--- LISTING ---
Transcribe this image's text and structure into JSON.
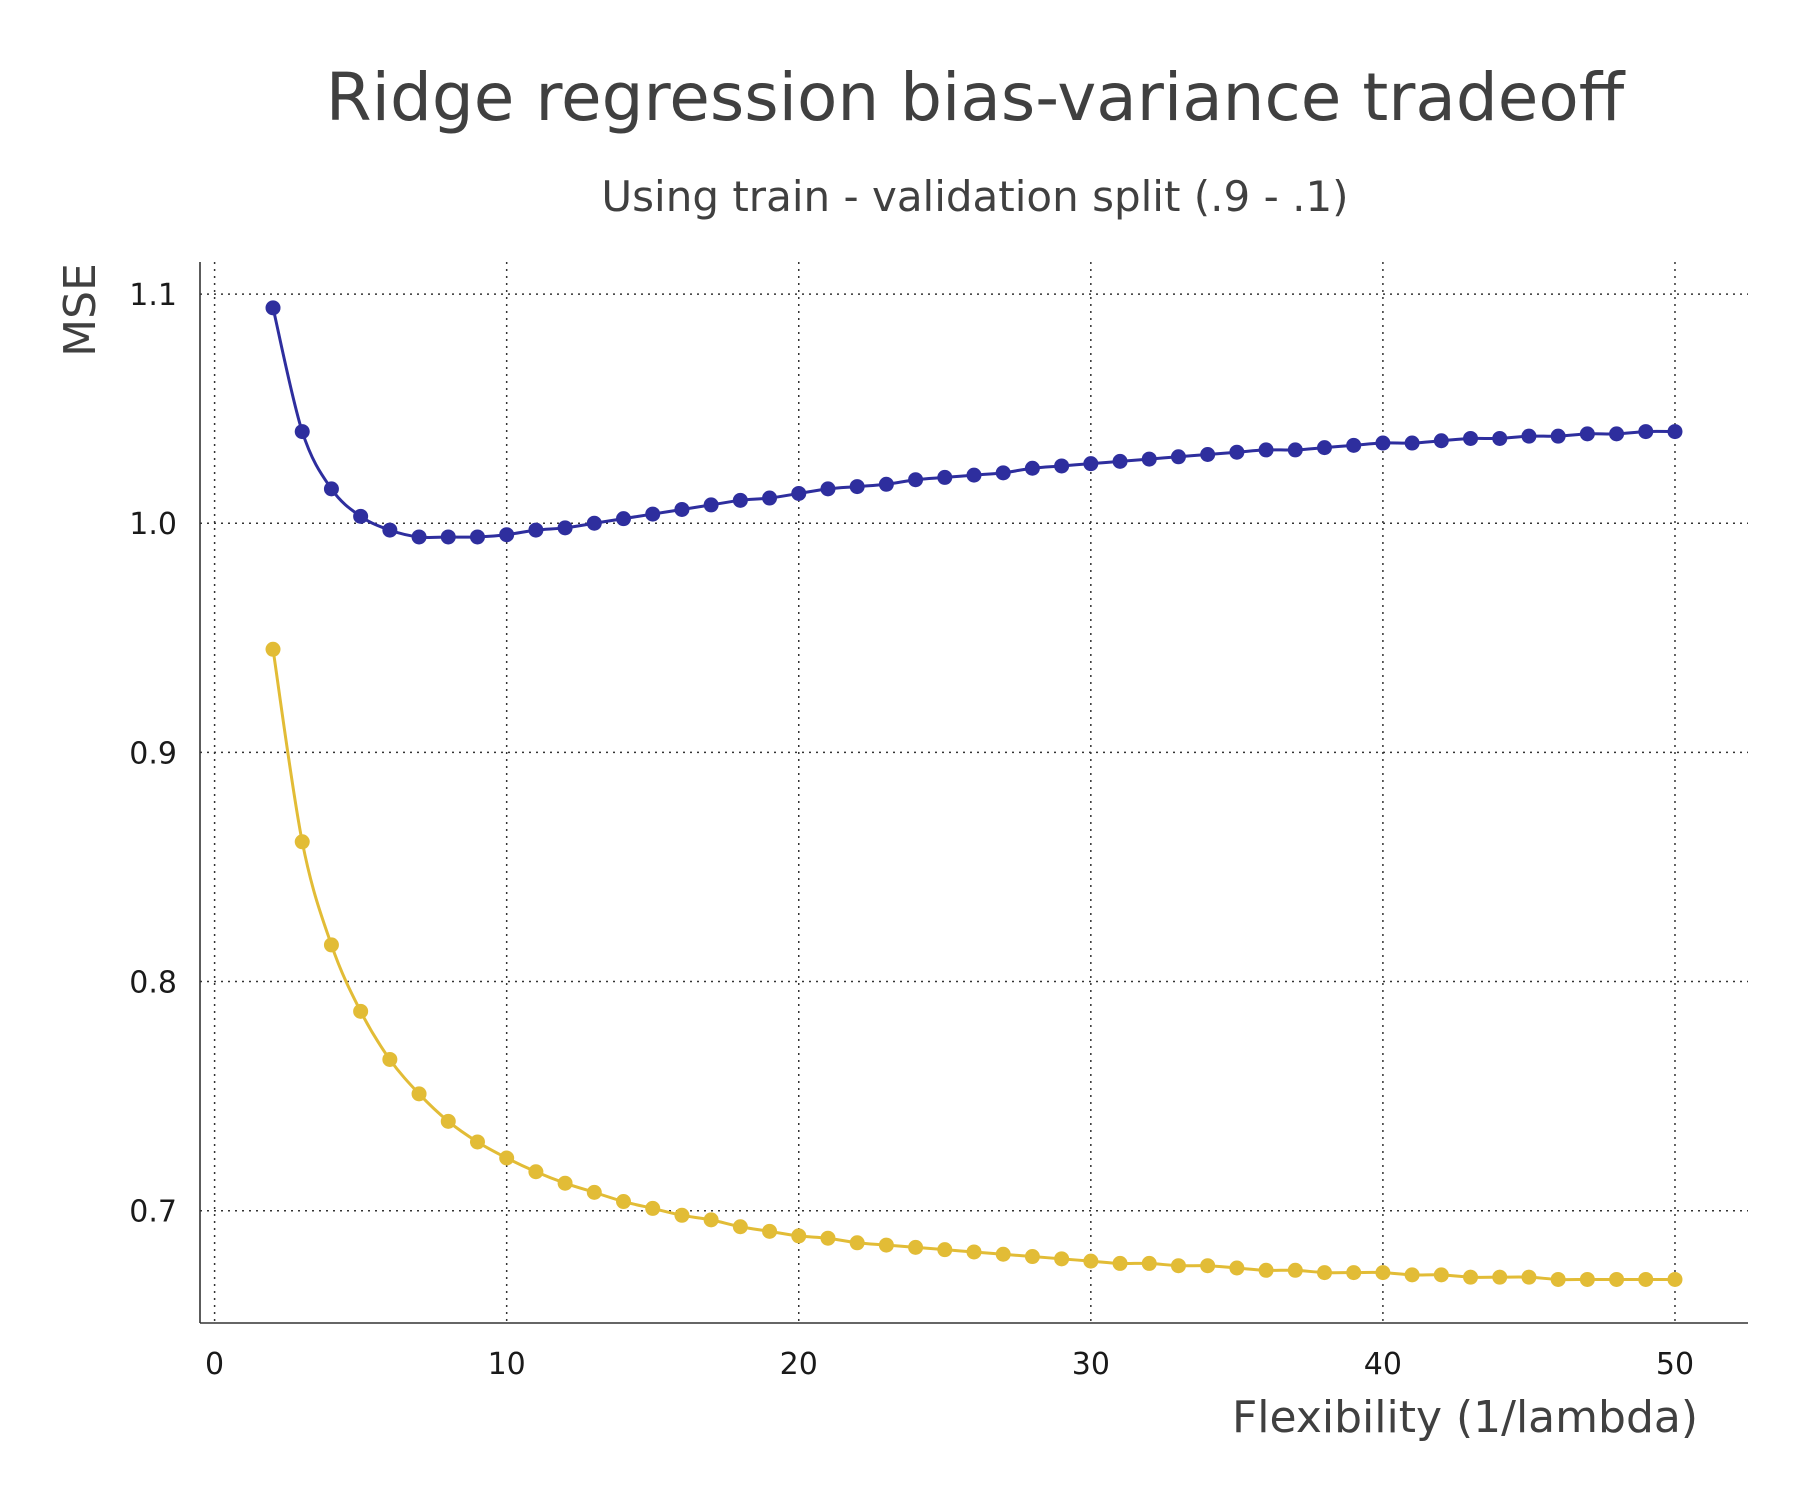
{
  "chart_data": {
    "type": "line",
    "title": "Ridge regression bias-variance tradeoff",
    "subtitle": "Using train - validation split (.9 - .1)",
    "xlabel": "Flexibility (1/lambda)",
    "ylabel": "MSE",
    "xlim": [
      -0.5,
      52.5
    ],
    "ylim": [
      0.651,
      1.114
    ],
    "xticks": [
      0,
      10,
      20,
      30,
      40,
      50
    ],
    "xtick_labels": [
      "0",
      "10",
      "20",
      "30",
      "40",
      "50"
    ],
    "yticks": [
      0.7,
      0.8,
      0.9,
      1.0,
      1.1
    ],
    "ytick_labels": [
      "0.7",
      "0.8",
      "0.9",
      "1.0",
      "1.1"
    ],
    "grid": true,
    "x": [
      2,
      3,
      4,
      5,
      6,
      7,
      8,
      9,
      10,
      11,
      12,
      13,
      14,
      15,
      16,
      17,
      18,
      19,
      20,
      21,
      22,
      23,
      24,
      25,
      26,
      27,
      28,
      29,
      30,
      31,
      32,
      33,
      34,
      35,
      36,
      37,
      38,
      39,
      40,
      41,
      42,
      43,
      44,
      45,
      46,
      47,
      48,
      49,
      50
    ],
    "series": [
      {
        "color": "#2e2e9e",
        "values": [
          1.094,
          1.04,
          1.015,
          1.003,
          0.997,
          0.994,
          0.994,
          0.994,
          0.995,
          0.997,
          0.998,
          1.0,
          1.002,
          1.004,
          1.006,
          1.008,
          1.01,
          1.011,
          1.013,
          1.015,
          1.016,
          1.017,
          1.019,
          1.02,
          1.021,
          1.022,
          1.024,
          1.025,
          1.026,
          1.027,
          1.028,
          1.029,
          1.03,
          1.031,
          1.032,
          1.032,
          1.033,
          1.034,
          1.035,
          1.035,
          1.036,
          1.037,
          1.037,
          1.038,
          1.038,
          1.039,
          1.039,
          1.04,
          1.04
        ]
      },
      {
        "color": "#e2bc36",
        "values": [
          0.945,
          0.861,
          0.816,
          0.787,
          0.766,
          0.751,
          0.739,
          0.73,
          0.723,
          0.717,
          0.712,
          0.708,
          0.704,
          0.701,
          0.698,
          0.696,
          0.693,
          0.691,
          0.689,
          0.688,
          0.686,
          0.685,
          0.684,
          0.683,
          0.682,
          0.681,
          0.68,
          0.679,
          0.678,
          0.677,
          0.677,
          0.676,
          0.676,
          0.675,
          0.674,
          0.674,
          0.673,
          0.673,
          0.673,
          0.672,
          0.672,
          0.671,
          0.671,
          0.671,
          0.67,
          0.67,
          0.67,
          0.67,
          0.67
        ]
      }
    ]
  }
}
---
■ **WHAT TO WORK ON**
Each entry above should be reproduced exactly, with the pictures removed.

■ **ANSWER IN FULL**
Transcribe this image's text and structure into JSON.
{
  "chart_data": {
    "type": "line",
    "title": "Ridge regression bias-variance tradeoff",
    "subtitle": "Using train - validation split (.9 - .1)",
    "xlabel": "Flexibility (1/lambda)",
    "ylabel": "MSE",
    "xlim": [
      -0.5,
      52.5
    ],
    "ylim": [
      0.651,
      1.114
    ],
    "xticks": [
      0,
      10,
      20,
      30,
      40,
      50
    ],
    "xtick_labels": [
      "0",
      "10",
      "20",
      "30",
      "40",
      "50"
    ],
    "yticks": [
      0.7,
      0.8,
      0.9,
      1.0,
      1.1
    ],
    "ytick_labels": [
      "0.7",
      "0.8",
      "0.9",
      "1.0",
      "1.1"
    ],
    "grid": true,
    "x": [
      2,
      3,
      4,
      5,
      6,
      7,
      8,
      9,
      10,
      11,
      12,
      13,
      14,
      15,
      16,
      17,
      18,
      19,
      20,
      21,
      22,
      23,
      24,
      25,
      26,
      27,
      28,
      29,
      30,
      31,
      32,
      33,
      34,
      35,
      36,
      37,
      38,
      39,
      40,
      41,
      42,
      43,
      44,
      45,
      46,
      47,
      48,
      49,
      50
    ],
    "series": [
      {
        "color": "#2e2e9e",
        "values": [
          1.094,
          1.04,
          1.015,
          1.003,
          0.997,
          0.994,
          0.994,
          0.994,
          0.995,
          0.997,
          0.998,
          1.0,
          1.002,
          1.004,
          1.006,
          1.008,
          1.01,
          1.011,
          1.013,
          1.015,
          1.016,
          1.017,
          1.019,
          1.02,
          1.021,
          1.022,
          1.024,
          1.025,
          1.026,
          1.027,
          1.028,
          1.029,
          1.03,
          1.031,
          1.032,
          1.032,
          1.033,
          1.034,
          1.035,
          1.035,
          1.036,
          1.037,
          1.037,
          1.038,
          1.038,
          1.039,
          1.039,
          1.04,
          1.04
        ]
      },
      {
        "color": "#e2bc36",
        "values": [
          0.945,
          0.861,
          0.816,
          0.787,
          0.766,
          0.751,
          0.739,
          0.73,
          0.723,
          0.717,
          0.712,
          0.708,
          0.704,
          0.701,
          0.698,
          0.696,
          0.693,
          0.691,
          0.689,
          0.688,
          0.686,
          0.685,
          0.684,
          0.683,
          0.682,
          0.681,
          0.68,
          0.679,
          0.678,
          0.677,
          0.677,
          0.676,
          0.676,
          0.675,
          0.674,
          0.674,
          0.673,
          0.673,
          0.673,
          0.672,
          0.672,
          0.671,
          0.671,
          0.671,
          0.67,
          0.67,
          0.67,
          0.67,
          0.67
        ]
      }
    ]
  }
}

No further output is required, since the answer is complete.